↓

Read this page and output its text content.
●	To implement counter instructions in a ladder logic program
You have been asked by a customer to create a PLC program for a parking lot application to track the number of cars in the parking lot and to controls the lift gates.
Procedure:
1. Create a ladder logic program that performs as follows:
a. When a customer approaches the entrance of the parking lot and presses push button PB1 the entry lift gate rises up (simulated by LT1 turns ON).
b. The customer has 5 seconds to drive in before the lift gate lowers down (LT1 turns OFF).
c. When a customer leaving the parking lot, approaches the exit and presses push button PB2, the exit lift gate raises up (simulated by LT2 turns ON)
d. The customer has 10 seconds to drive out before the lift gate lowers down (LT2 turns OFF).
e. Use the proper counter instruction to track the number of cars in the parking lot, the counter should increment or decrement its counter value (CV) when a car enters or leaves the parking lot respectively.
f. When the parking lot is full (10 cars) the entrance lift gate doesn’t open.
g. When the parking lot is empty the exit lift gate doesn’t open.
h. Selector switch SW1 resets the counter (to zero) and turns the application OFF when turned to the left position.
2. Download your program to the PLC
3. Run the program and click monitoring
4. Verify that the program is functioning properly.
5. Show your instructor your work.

↑

▶ Work to complete:
Return what is listed above, exactly and completely.

▶ Response to the exercise:
Read this page and output its text content.
●	To implement counter instructions in a ladder logic program
You have been asked by a customer to create a PLC program for a parking lot application to track the number of cars in the parking lot and to controls the lift gates.
Procedure:
1. Create a ladder logic program that performs as follows:
a. When a customer approaches the entrance of the parking lot and presses push button PB1 the entry lift gate rises up (simulated by LT1 turns ON).
b. The customer has 5 seconds to drive in before the lift gate lowers down (LT1 turns OFF).
c. When a customer leaving the parking lot, approaches the exit and presses push button PB2, the exit lift gate raises up (simulated by LT2 turns ON)
d. The customer has 10 seconds to drive out before the lift gate lowers down (LT2 turns OFF).
e. Use the proper counter instruction to track the number of cars in the parking lot, the counter should increment or decrement its counter value (CV) when a car enters or leaves the parking lot respectively.
f. When the parking lot is full (10 cars) the entrance lift gate doesn’t open.
g. When the parking lot is empty the exit lift gate doesn’t open.
h. Selector switch SW1 resets the counter (to zero) and turns the application OFF when turned to the left position.
2. Download your program to the PLC
3. Run the program and click monitoring
4. Verify that the program is functioning properly.
5. Show your instructor your work.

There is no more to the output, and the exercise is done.